TASK TO COMPLETE: In the records below, change every "Neutral" to "Undecided" and write out all the lines again with nothing else altered.

SUPPLIED ENTRIES:
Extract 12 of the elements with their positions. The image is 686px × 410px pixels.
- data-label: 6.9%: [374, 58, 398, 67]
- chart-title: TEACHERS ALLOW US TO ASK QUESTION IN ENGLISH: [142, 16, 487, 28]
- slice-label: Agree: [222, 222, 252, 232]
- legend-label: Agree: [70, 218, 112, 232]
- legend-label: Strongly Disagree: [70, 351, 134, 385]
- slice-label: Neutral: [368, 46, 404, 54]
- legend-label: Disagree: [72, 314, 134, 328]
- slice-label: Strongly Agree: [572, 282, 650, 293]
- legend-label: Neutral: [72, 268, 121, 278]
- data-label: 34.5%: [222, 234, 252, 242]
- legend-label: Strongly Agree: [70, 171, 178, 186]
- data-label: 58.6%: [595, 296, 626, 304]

ANSWER TO THE PROBLEM:
Extract 12 of the elements with their positions. The image is 686px × 410px pixels.
- data-label: 6.9%: [374, 58, 398, 67]
- chart-title: TEACHERS ALLOW US TO ASK QUESTION IN ENGLISH: [142, 16, 487, 28]
- slice-label: Agree: [222, 222, 252, 232]
- legend-label: Agree: [70, 218, 112, 232]
- legend-label: Strongly Disagree: [70, 351, 134, 385]
- slice-label: Undecided: [368, 46, 404, 54]
- legend-label: Disagree: [72, 314, 134, 328]
- slice-label: Strongly Agree: [572, 282, 650, 293]
- legend-label: Undecided: [72, 268, 121, 278]
- data-label: 34.5%: [222, 234, 252, 242]
- legend-label: Strongly Agree: [70, 171, 178, 186]
- data-label: 58.6%: [595, 296, 626, 304]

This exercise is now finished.